→ Work to be completed
The records below must be copied in full; omit the images.

→ Supplied data
################

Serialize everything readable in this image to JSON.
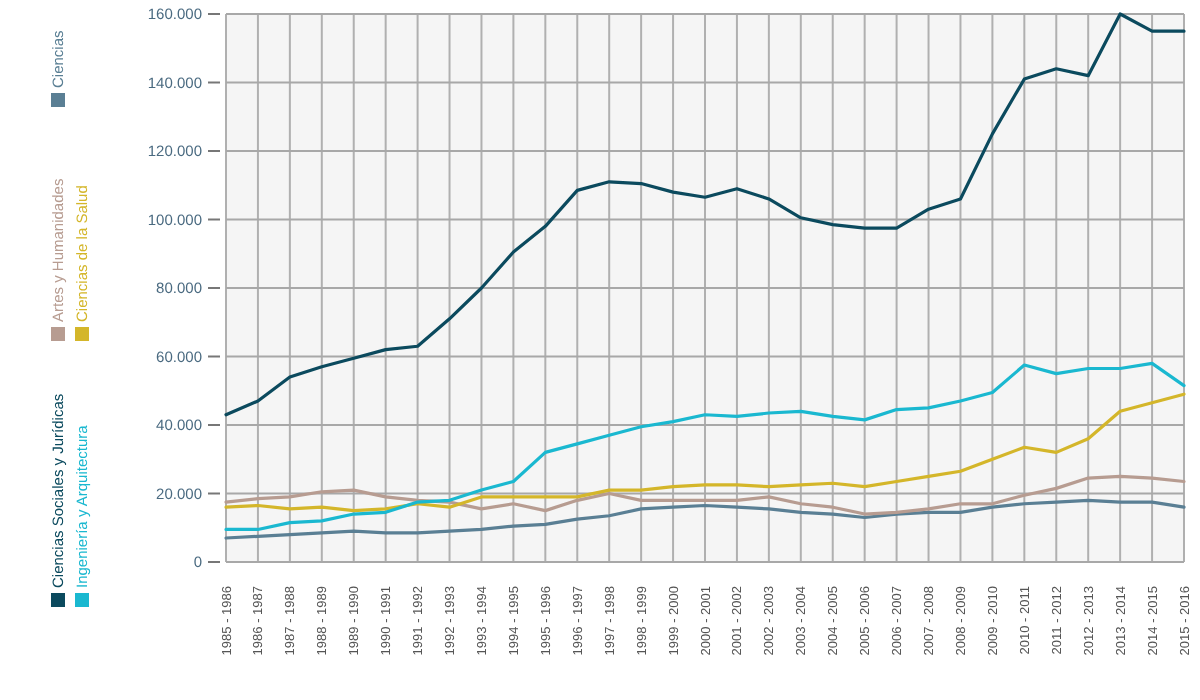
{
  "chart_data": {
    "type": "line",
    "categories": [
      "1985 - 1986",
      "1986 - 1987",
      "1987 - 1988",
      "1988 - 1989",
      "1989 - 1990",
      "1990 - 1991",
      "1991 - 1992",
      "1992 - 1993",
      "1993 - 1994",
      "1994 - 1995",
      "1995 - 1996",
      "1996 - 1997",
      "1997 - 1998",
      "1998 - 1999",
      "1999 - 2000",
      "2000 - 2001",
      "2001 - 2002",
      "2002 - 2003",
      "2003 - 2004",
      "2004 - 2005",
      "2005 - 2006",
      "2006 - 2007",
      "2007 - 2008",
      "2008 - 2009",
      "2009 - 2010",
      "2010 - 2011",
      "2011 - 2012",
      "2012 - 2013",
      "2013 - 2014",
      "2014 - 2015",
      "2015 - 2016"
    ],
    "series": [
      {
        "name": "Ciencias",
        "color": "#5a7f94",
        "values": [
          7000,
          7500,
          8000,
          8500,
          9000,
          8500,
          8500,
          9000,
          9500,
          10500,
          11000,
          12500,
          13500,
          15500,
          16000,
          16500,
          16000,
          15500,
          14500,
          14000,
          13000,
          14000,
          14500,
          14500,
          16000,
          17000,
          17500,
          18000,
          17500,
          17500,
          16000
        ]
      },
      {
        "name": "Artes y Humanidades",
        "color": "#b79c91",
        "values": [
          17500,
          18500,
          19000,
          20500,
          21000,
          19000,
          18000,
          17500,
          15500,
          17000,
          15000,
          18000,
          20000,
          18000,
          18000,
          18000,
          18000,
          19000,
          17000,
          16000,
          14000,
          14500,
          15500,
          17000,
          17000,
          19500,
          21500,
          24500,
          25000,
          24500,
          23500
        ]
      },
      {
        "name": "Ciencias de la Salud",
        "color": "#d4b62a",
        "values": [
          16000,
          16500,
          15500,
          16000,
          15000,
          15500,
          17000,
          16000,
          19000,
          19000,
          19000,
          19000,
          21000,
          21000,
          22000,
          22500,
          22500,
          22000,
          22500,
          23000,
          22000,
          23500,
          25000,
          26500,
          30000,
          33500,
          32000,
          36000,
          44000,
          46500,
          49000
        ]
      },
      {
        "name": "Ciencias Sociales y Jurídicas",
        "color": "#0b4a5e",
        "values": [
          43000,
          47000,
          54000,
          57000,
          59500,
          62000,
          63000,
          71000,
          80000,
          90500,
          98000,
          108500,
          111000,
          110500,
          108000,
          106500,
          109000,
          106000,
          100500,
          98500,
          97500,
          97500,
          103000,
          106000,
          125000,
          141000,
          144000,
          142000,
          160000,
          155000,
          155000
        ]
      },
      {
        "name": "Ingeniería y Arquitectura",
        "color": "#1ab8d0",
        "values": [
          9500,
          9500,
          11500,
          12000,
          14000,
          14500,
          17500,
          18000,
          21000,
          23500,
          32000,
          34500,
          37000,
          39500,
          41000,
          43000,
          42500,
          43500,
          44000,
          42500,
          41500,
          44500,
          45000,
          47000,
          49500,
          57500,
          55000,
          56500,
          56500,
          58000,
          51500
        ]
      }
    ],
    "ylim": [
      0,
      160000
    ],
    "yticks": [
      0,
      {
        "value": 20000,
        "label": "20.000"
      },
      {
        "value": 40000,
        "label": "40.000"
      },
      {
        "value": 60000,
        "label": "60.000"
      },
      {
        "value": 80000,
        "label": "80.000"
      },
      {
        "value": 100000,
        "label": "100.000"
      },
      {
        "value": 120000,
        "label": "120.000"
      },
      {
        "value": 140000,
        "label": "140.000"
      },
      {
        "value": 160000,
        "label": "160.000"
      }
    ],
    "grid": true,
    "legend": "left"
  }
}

################

→ Result of this exercise
Serialize everything readable in this image to JSON.
{
  "chart_data": {
    "type": "line",
    "categories": [
      "1985 - 1986",
      "1986 - 1987",
      "1987 - 1988",
      "1988 - 1989",
      "1989 - 1990",
      "1990 - 1991",
      "1991 - 1992",
      "1992 - 1993",
      "1993 - 1994",
      "1994 - 1995",
      "1995 - 1996",
      "1996 - 1997",
      "1997 - 1998",
      "1998 - 1999",
      "1999 - 2000",
      "2000 - 2001",
      "2001 - 2002",
      "2002 - 2003",
      "2003 - 2004",
      "2004 - 2005",
      "2005 - 2006",
      "2006 - 2007",
      "2007 - 2008",
      "2008 - 2009",
      "2009 - 2010",
      "2010 - 2011",
      "2011 - 2012",
      "2012 - 2013",
      "2013 - 2014",
      "2014 - 2015",
      "2015 - 2016"
    ],
    "series": [
      {
        "name": "Ciencias",
        "color": "#5a7f94",
        "values": [
          7000,
          7500,
          8000,
          8500,
          9000,
          8500,
          8500,
          9000,
          9500,
          10500,
          11000,
          12500,
          13500,
          15500,
          16000,
          16500,
          16000,
          15500,
          14500,
          14000,
          13000,
          14000,
          14500,
          14500,
          16000,
          17000,
          17500,
          18000,
          17500,
          17500,
          16000
        ]
      },
      {
        "name": "Artes y Humanidades",
        "color": "#b79c91",
        "values": [
          17500,
          18500,
          19000,
          20500,
          21000,
          19000,
          18000,
          17500,
          15500,
          17000,
          15000,
          18000,
          20000,
          18000,
          18000,
          18000,
          18000,
          19000,
          17000,
          16000,
          14000,
          14500,
          15500,
          17000,
          17000,
          19500,
          21500,
          24500,
          25000,
          24500,
          23500
        ]
      },
      {
        "name": "Ciencias de la Salud",
        "color": "#d4b62a",
        "values": [
          16000,
          16500,
          15500,
          16000,
          15000,
          15500,
          17000,
          16000,
          19000,
          19000,
          19000,
          19000,
          21000,
          21000,
          22000,
          22500,
          22500,
          22000,
          22500,
          23000,
          22000,
          23500,
          25000,
          26500,
          30000,
          33500,
          32000,
          36000,
          44000,
          46500,
          49000
        ]
      },
      {
        "name": "Ciencias Sociales y Jurídicas",
        "color": "#0b4a5e",
        "values": [
          43000,
          47000,
          54000,
          57000,
          59500,
          62000,
          63000,
          71000,
          80000,
          90500,
          98000,
          108500,
          111000,
          110500,
          108000,
          106500,
          109000,
          106000,
          100500,
          98500,
          97500,
          97500,
          103000,
          106000,
          125000,
          141000,
          144000,
          142000,
          160000,
          155000,
          155000
        ]
      },
      {
        "name": "Ingeniería y Arquitectura",
        "color": "#1ab8d0",
        "values": [
          9500,
          9500,
          11500,
          12000,
          14000,
          14500,
          17500,
          18000,
          21000,
          23500,
          32000,
          34500,
          37000,
          39500,
          41000,
          43000,
          42500,
          43500,
          44000,
          42500,
          41500,
          44500,
          45000,
          47000,
          49500,
          57500,
          55000,
          56500,
          56500,
          58000,
          51500
        ]
      }
    ],
    "ylim": [
      0,
      160000
    ],
    "yticks": [
      0,
      {
        "value": 20000,
        "label": "20.000"
      },
      {
        "value": 40000,
        "label": "40.000"
      },
      {
        "value": 60000,
        "label": "60.000"
      },
      {
        "value": 80000,
        "label": "80.000"
      },
      {
        "value": 100000,
        "label": "100.000"
      },
      {
        "value": 120000,
        "label": "120.000"
      },
      {
        "value": 140000,
        "label": "140.000"
      },
      {
        "value": 160000,
        "label": "160.000"
      }
    ],
    "grid": true,
    "legend": "left"
  }
}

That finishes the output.